Data records
--------------------------------
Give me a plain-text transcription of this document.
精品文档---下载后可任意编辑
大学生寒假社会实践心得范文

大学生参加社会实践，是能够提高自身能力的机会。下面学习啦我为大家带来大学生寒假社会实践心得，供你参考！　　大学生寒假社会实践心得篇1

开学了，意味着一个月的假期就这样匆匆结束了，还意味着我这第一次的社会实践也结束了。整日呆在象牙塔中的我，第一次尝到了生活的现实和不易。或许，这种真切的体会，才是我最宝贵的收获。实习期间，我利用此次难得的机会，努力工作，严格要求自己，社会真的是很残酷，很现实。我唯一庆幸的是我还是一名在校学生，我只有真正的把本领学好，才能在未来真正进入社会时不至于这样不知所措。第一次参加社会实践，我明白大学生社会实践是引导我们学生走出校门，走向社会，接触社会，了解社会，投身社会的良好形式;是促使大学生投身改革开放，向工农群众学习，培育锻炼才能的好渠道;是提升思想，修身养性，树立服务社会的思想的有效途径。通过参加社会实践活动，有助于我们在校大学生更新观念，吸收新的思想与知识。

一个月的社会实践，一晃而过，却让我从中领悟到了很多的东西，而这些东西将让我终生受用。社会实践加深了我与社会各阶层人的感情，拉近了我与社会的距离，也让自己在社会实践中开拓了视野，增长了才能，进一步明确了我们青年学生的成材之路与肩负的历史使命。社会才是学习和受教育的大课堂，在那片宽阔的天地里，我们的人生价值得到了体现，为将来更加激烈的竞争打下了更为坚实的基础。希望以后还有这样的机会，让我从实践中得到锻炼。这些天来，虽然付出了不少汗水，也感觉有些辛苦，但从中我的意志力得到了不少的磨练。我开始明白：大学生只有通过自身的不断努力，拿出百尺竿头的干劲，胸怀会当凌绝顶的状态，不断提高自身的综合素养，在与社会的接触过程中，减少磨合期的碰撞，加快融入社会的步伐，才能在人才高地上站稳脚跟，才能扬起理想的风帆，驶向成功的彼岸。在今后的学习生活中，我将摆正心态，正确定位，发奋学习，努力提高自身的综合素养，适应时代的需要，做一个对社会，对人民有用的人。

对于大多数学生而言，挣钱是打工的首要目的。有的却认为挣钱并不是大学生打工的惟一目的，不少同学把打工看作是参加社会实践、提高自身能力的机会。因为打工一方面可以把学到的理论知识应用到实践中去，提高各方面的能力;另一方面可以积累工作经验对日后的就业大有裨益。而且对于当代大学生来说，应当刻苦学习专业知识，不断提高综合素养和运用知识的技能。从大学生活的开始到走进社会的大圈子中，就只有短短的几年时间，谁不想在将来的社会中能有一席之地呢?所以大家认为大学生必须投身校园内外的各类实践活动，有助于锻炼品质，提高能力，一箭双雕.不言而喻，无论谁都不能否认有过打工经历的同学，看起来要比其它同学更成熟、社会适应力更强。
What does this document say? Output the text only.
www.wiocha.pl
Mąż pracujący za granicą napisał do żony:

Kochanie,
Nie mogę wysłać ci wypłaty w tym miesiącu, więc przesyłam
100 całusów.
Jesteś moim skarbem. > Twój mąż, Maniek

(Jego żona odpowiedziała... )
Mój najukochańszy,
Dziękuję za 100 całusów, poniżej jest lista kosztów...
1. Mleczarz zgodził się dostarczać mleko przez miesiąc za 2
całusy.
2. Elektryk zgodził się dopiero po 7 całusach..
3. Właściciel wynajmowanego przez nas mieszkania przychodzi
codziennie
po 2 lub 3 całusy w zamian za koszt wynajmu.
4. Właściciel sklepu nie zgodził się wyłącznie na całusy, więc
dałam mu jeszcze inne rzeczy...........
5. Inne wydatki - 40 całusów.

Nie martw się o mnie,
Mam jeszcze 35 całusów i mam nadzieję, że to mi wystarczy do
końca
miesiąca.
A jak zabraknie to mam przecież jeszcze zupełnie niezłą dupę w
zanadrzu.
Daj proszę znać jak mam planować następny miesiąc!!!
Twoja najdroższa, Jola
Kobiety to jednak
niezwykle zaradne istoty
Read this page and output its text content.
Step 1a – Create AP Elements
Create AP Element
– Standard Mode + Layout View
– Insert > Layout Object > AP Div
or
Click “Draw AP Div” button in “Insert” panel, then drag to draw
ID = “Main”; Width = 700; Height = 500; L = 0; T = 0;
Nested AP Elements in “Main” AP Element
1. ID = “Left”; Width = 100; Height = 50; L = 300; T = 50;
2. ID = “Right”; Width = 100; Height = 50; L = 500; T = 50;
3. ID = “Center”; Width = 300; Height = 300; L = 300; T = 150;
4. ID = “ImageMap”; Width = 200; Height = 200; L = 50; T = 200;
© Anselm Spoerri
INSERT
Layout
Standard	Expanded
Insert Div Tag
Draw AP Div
--------------------------------
(Task requirements): Take the material above and return all of it exactly.

(Exercise solution):
Give me a plain-text transcription of this document.
精品文档---下载后可任意编辑
大学生寒假社会实践心得范文

大学生参加社会实践，是能够提高自身能力的机会。下面学习啦我为大家带来大学生寒假社会实践心得，供你参考！　　大学生寒假社会实践心得篇1

开学了，意味着一个月的假期就这样匆匆结束了，还意味着我这第一次的社会实践也结束了。整日呆在象牙塔中的我，第一次尝到了生活的现实和不易。或许，这种真切的体会，才是我最宝贵的收获。实习期间，我利用此次难得的机会，努力工作，严格要求自己，社会真的是很残酷，很现实。我唯一庆幸的是我还是一名在校学生，我只有真正的把本领学好，才能在未来真正进入社会时不至于这样不知所措。第一次参加社会实践，我明白大学生社会实践是引导我们学生走出校门，走向社会，接触社会，了解社会，投身社会的良好形式;是促使大学生投身改革开放，向工农群众学习，培育锻炼才能的好渠道;是提升思想，修身养性，树立服务社会的思想的有效途径。通过参加社会实践活动，有助于我们在校大学生更新观念，吸收新的思想与知识。

一个月的社会实践，一晃而过，却让我从中领悟到了很多的东西，而这些东西将让我终生受用。社会实践加深了我与社会各阶层人的感情，拉近了我与社会的距离，也让自己在社会实践中开拓了视野，增长了才能，进一步明确了我们青年学生的成材之路与肩负的历史使命。社会才是学习和受教育的大课堂，在那片宽阔的天地里，我们的人生价值得到了体现，为将来更加激烈的竞争打下了更为坚实的基础。希望以后还有这样的机会，让我从实践中得到锻炼。这些天来，虽然付出了不少汗水，也感觉有些辛苦，但从中我的意志力得到了不少的磨练。我开始明白：大学生只有通过自身的不断努力，拿出百尺竿头的干劲，胸怀会当凌绝顶的状态，不断提高自身的综合素养，在与社会的接触过程中，减少磨合期的碰撞，加快融入社会的步伐，才能在人才高地上站稳脚跟，才能扬起理想的风帆，驶向成功的彼岸。在今后的学习生活中，我将摆正心态，正确定位，发奋学习，努力提高自身的综合素养，适应时代的需要，做一个对社会，对人民有用的人。

对于大多数学生而言，挣钱是打工的首要目的。有的却认为挣钱并不是大学生打工的惟一目的，不少同学把打工看作是参加社会实践、提高自身能力的机会。因为打工一方面可以把学到的理论知识应用到实践中去，提高各方面的能力;另一方面可以积累工作经验对日后的就业大有裨益。而且对于当代大学生来说，应当刻苦学习专业知识，不断提高综合素养和运用知识的技能。从大学生活的开始到走进社会的大圈子中，就只有短短的几年时间，谁不想在将来的社会中能有一席之地呢?所以大家认为大学生必须投身校园内外的各类实践活动，有助于锻炼品质，提高能力，一箭双雕.不言而喻，无论谁都不能否认有过打工经历的同学，看起来要比其它同学更成熟、社会适应力更强。
What does this document say? Output the text only.
www.wiocha.pl
Mąż pracujący za granicą napisał do żony:

Kochanie,
Nie mogę wysłać ci wypłaty w tym miesiącu, więc przesyłam
100 całusów.
Jesteś moim skarbem. > Twój mąż, Maniek

(Jego żona odpowiedziała... )
Mój najukochańszy,
Dziękuję za 100 całusów, poniżej jest lista kosztów...
1. Mleczarz zgodził się dostarczać mleko przez miesiąc za 2
całusy.
2. Elektryk zgodził się dopiero po 7 całusach..
3. Właściciel wynajmowanego przez nas mieszkania przychodzi
codziennie
po 2 lub 3 całusy w zamian za koszt wynajmu.
4. Właściciel sklepu nie zgodził się wyłącznie na całusy, więc
dałam mu jeszcze inne rzeczy...........
5. Inne wydatki - 40 całusów.

Nie martw się o mnie,
Mam jeszcze 35 całusów i mam nadzieję, że to mi wystarczy do
końca
miesiąca.
A jak zabraknie to mam przecież jeszcze zupełnie niezłą dupę w
zanadrzu.
Daj proszę znać jak mam planować następny miesiąc!!!
Twoja najdroższa, Jola
Kobiety to jednak
niezwykle zaradne istoty
Read this page and output its text content.
Step 1a – Create AP Elements
Create AP Element
– Standard Mode + Layout View
– Insert > Layout Object > AP Div
or
Click “Draw AP Div” button in “Insert” panel, then drag to draw
ID = “Main”; Width = 700; Height = 500; L = 0; T = 0;
Nested AP Elements in “Main” AP Element
1. ID = “Left”; Width = 100; Height = 50; L = 300; T = 50;
2. ID = “Right”; Width = 100; Height = 50; L = 500; T = 50;
3. ID = “Center”; Width = 300; Height = 300; L = 300; T = 150;
4. ID = “ImageMap”; Width = 200; Height = 200; L = 50; T = 200;
© Anselm Spoerri
INSERT
Layout
Standard	Expanded
Insert Div Tag
Draw AP Div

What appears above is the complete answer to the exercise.